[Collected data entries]

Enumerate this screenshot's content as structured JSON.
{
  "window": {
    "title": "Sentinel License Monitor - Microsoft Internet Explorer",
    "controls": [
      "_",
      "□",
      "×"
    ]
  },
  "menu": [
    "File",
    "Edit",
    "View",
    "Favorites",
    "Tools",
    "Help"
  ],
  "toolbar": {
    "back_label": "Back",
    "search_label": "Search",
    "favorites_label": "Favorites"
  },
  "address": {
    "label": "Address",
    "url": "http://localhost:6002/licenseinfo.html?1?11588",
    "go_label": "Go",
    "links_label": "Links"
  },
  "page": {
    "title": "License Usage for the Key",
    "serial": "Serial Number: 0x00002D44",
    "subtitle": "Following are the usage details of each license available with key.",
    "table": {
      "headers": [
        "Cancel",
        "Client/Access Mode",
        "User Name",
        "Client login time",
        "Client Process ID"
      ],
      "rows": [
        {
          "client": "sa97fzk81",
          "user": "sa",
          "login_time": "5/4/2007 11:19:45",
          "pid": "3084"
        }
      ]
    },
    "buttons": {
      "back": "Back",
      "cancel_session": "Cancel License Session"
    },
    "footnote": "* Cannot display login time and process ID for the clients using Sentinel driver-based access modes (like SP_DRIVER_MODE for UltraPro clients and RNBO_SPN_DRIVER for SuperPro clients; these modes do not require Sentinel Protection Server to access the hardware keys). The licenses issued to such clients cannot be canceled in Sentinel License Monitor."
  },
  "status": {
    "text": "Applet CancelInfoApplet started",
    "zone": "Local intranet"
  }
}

- [Do this] Scan the material line by line and report each one that contains "Favorites".

- [Full output]
    "Favorites",
    "favorites_label": "Favorites"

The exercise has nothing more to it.